AIM OF THE TASK = Report how many lines contain the word "naturelles", with no other text.
╔══
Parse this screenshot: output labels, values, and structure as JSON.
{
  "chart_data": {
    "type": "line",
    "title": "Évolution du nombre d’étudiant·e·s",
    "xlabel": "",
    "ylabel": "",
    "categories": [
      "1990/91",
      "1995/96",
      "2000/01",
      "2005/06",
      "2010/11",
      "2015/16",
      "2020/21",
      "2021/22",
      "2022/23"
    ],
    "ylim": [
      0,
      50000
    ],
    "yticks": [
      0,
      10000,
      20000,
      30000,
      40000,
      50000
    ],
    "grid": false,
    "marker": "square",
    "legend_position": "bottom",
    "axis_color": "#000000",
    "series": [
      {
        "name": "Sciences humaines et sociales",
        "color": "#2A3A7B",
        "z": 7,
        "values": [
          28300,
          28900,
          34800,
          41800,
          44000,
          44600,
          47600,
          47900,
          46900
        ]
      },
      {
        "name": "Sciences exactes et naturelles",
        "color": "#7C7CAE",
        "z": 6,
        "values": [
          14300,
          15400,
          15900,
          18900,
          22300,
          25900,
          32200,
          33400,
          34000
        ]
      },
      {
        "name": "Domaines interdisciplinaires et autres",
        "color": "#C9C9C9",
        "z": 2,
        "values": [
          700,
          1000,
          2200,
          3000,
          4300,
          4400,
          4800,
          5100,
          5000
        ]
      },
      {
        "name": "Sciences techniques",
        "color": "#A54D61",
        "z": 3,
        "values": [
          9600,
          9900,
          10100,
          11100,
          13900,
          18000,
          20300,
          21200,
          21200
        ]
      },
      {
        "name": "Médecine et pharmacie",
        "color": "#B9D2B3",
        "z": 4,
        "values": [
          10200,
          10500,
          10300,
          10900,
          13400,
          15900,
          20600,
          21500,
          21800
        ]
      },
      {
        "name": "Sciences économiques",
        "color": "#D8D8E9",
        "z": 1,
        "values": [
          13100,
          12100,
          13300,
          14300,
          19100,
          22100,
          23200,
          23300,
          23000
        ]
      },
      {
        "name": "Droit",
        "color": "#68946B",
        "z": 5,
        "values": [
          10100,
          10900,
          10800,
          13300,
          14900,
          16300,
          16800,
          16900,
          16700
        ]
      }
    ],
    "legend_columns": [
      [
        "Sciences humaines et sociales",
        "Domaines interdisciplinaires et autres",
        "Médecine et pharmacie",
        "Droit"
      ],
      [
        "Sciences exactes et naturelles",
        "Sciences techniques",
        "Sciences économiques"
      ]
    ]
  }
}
╚══
EXERCISE OUTPUT = 2